Give every entry again, unchanged, and leave its images out.

⟨

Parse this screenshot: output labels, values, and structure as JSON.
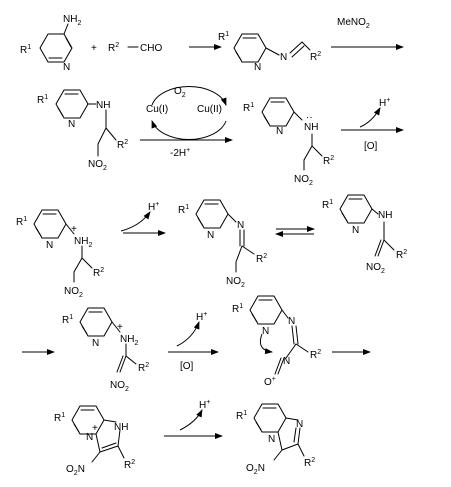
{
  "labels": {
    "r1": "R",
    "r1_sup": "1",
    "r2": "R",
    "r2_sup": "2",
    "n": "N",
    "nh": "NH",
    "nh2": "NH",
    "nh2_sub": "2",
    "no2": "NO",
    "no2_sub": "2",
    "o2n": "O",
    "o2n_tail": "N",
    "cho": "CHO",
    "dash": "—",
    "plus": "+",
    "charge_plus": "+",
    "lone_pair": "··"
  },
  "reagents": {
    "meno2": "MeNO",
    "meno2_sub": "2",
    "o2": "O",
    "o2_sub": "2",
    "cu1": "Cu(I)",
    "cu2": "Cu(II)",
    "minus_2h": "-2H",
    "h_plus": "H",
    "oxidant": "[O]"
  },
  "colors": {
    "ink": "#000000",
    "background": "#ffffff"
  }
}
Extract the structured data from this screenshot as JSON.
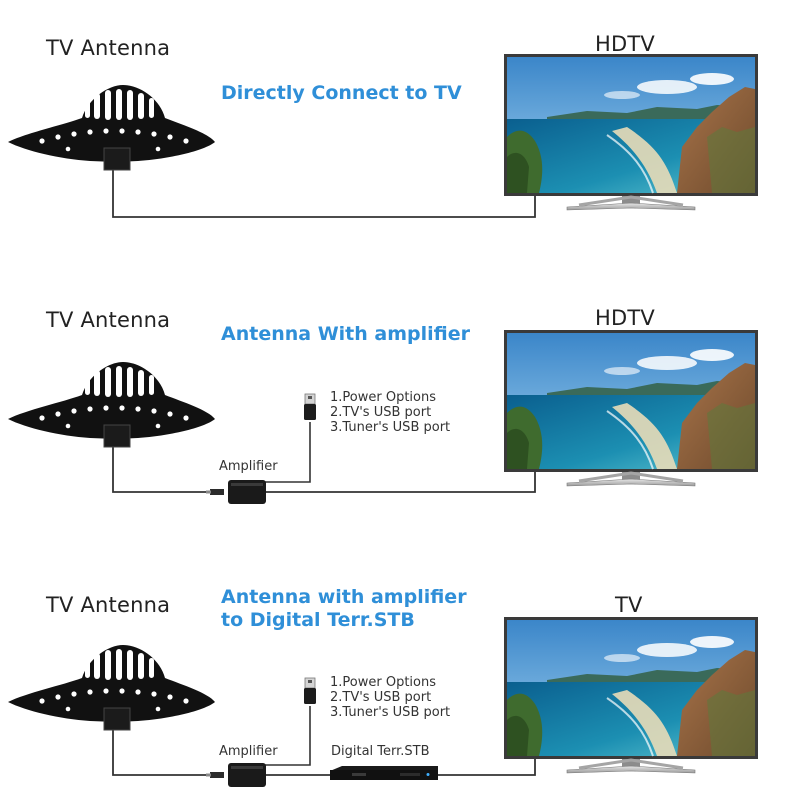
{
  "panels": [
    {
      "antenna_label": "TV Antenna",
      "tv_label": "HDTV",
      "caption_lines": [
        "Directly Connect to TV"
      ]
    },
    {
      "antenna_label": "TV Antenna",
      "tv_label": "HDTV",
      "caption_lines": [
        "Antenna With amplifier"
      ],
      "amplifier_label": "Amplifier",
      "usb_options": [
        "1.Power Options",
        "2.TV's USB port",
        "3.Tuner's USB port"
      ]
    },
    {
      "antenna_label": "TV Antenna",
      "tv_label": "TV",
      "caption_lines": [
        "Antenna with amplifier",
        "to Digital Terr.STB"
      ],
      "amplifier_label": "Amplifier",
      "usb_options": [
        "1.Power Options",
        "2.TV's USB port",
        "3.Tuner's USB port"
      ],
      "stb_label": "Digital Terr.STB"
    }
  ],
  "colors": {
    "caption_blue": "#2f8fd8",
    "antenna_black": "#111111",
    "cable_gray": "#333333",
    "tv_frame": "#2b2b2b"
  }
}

⟩

THE REPLY:
Parse this screenshot: output labels, values, and structure as JSON.
{
  "labels": {
    "r1": "R",
    "r1_sup": "1",
    "r2": "R",
    "r2_sup": "2",
    "n": "N",
    "nh": "NH",
    "nh2": "NH",
    "nh2_sub": "2",
    "no2": "NO",
    "no2_sub": "2",
    "o2n": "O",
    "o2n_tail": "N",
    "cho": "CHO",
    "dash": "—",
    "plus": "+",
    "charge_plus": "+",
    "lone_pair": "··"
  },
  "reagents": {
    "meno2": "MeNO",
    "meno2_sub": "2",
    "o2": "O",
    "o2_sub": "2",
    "cu1": "Cu(I)",
    "cu2": "Cu(II)",
    "minus_2h": "-2H",
    "h_plus": "H",
    "oxidant": "[O]"
  },
  "colors": {
    "ink": "#000000",
    "background": "#ffffff"
  }
}
Extract the structured data from this screenshot as JSON.
{
  "panels": [
    {
      "antenna_label": "TV Antenna",
      "tv_label": "HDTV",
      "caption_lines": [
        "Directly Connect to TV"
      ]
    },
    {
      "antenna_label": "TV Antenna",
      "tv_label": "HDTV",
      "caption_lines": [
        "Antenna With amplifier"
      ],
      "amplifier_label": "Amplifier",
      "usb_options": [
        "1.Power Options",
        "2.TV's USB port",
        "3.Tuner's USB port"
      ]
    },
    {
      "antenna_label": "TV Antenna",
      "tv_label": "TV",
      "caption_lines": [
        "Antenna with amplifier",
        "to Digital Terr.STB"
      ],
      "amplifier_label": "Amplifier",
      "usb_options": [
        "1.Power Options",
        "2.TV's USB port",
        "3.Tuner's USB port"
      ],
      "stb_label": "Digital Terr.STB"
    }
  ],
  "colors": {
    "caption_blue": "#2f8fd8",
    "antenna_black": "#111111",
    "cable_gray": "#333333",
    "tv_frame": "#2b2b2b"
  }
}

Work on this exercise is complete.